Given instruction: Determine the number of lines containing the word "shall", and state that figure alone.

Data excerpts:
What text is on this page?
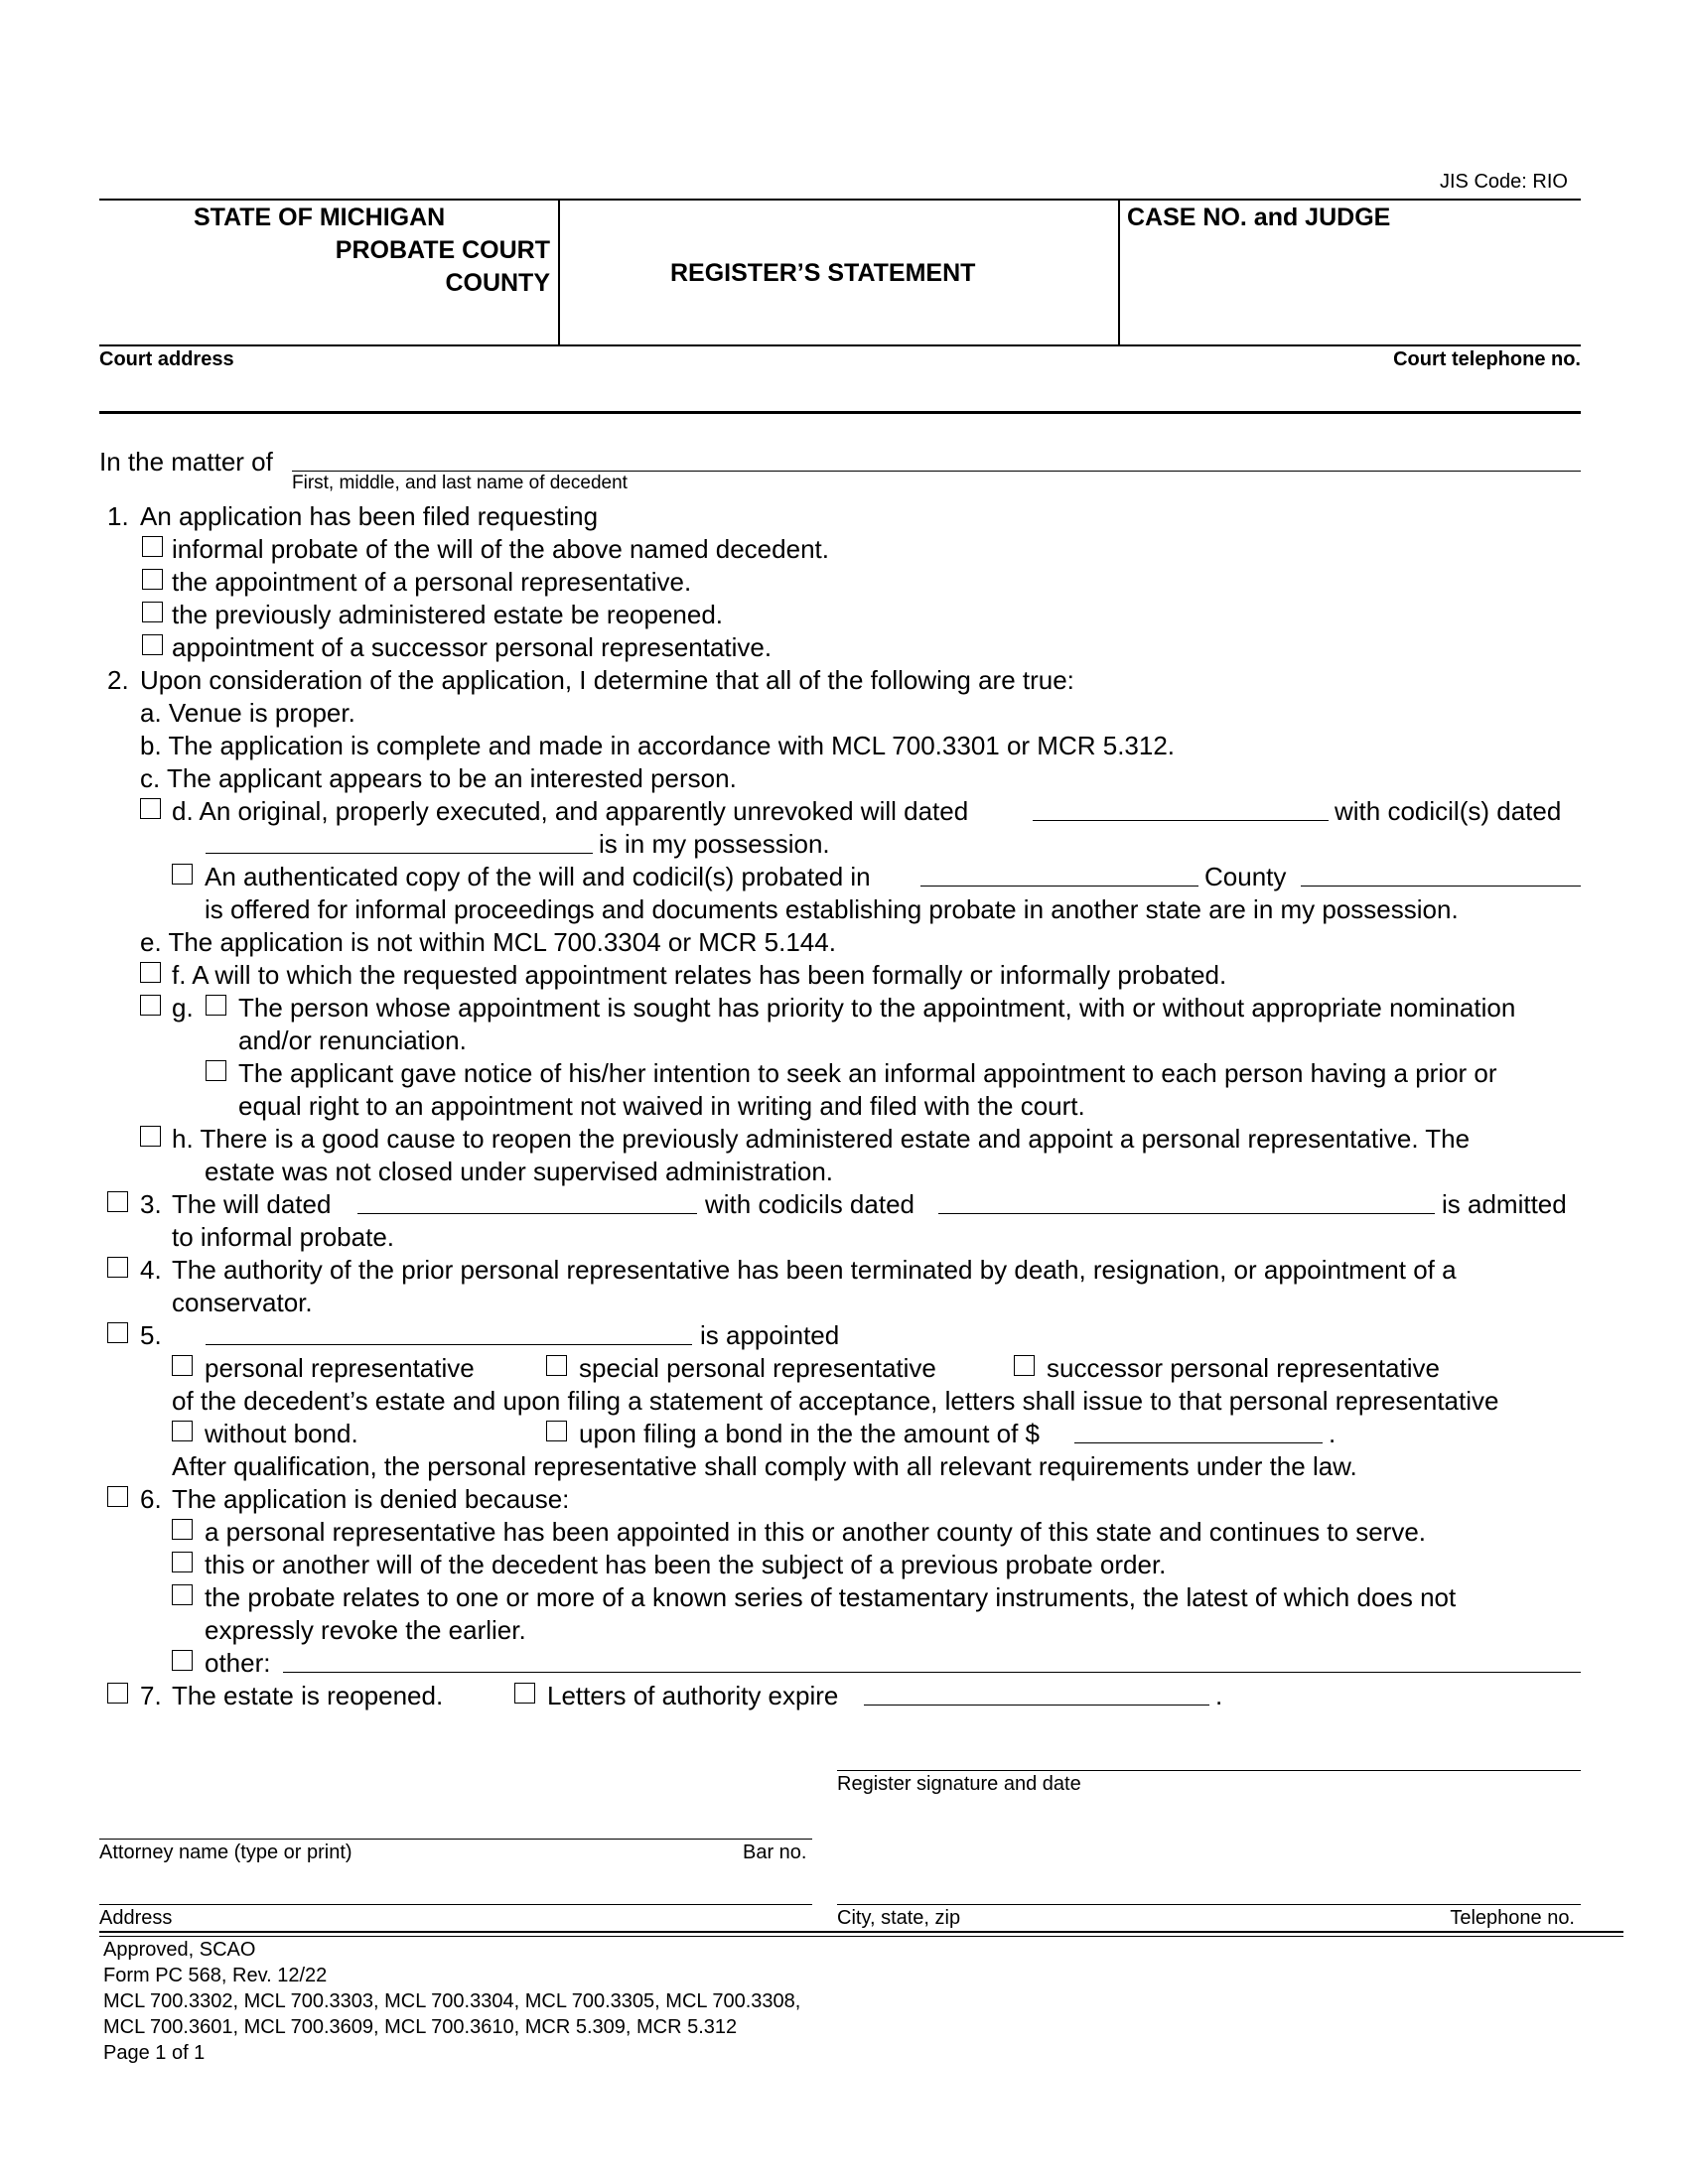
JIS Code: RIO
STATE OF MICHIGAN
PROBATE COURT
COUNTY	REGISTER’S STATEMENT
CASE NO. and JUDGE
Court address	Court telephone no.
In the matter of
First, middle, and last name of decedent
1. An application has been filed requesting
informal probate of the will of the above named decedent.
the appointment of a personal representative.
the previously administered estate be reopened.
appointment of a successor personal representative.
2. Upon consideration of the application, I determine that all of the following are true:
a. Venue is proper.
b. The application is complete and made in accordance with MCL 700.3301 or MCR 5.312.
c. The applicant appears to be an interested person.
d. An original, properly executed, and apparently unrevoked will dated	with codicil(s) dated
is in my possession.
An authenticated copy of the will and codicil(s) probated in	County
is offered for informal proceedings and documents establishing probate in another state are in my possession.
e. The application is not within MCL 700.3304 or MCR 5.144.
f. A will to which the requested appointment relates has been formally or informally probated.
g. The person whose appointment is sought has priority to the appointment, with or without appropriate nomination
and/or renunciation.
The applicant gave notice of his/her intention to seek an informal appointment to each person having a prior or
equal right to an appointment not waived in writing and filed with the court.
h. There is a good cause to reopen the previously administered estate and appoint a personal representative. The
estate was not closed under supervised administration.
3. The will dated	with codicils dated	is admitted
to informal probate.
4. The authority of the prior personal representative has been terminated by death, resignation, or appointment of a
conservator.
5.	is appointed
personal representative	special personal representative	successor personal representative
of the decedent’s estate and upon filing a statement of acceptance, letters shall issue to that personal representative
without bond.	upon filing a bond in the the amount of $	.
After qualification, the personal representative shall comply with all relevant requirements under the law.
6. The application is denied because:
a personal representative has been appointed in this or another county of this state and continues to serve.
this or another will of the decedent has been the subject of a previous probate order.
the probate relates to one or more of a known series of testamentary instruments, the latest of which does not
expressly revoke the earlier.
other:
7. The estate is reopened.	Letters of authority expire	.
Register signature and date
Attorney name (type or print)	Bar no.
Address	City, state, zip	Telephone no.
Approved, SCAO
Form PC 568, Rev. 12/22
MCL 700.3302, MCL 700.3303, MCL 700.3304, MCL 700.3305, MCL 700.3308,
MCL 700.3601, MCL 700.3609, MCL 700.3610, MCR 5.309, MCR 5.312
Page 1 of 1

Task answer: 2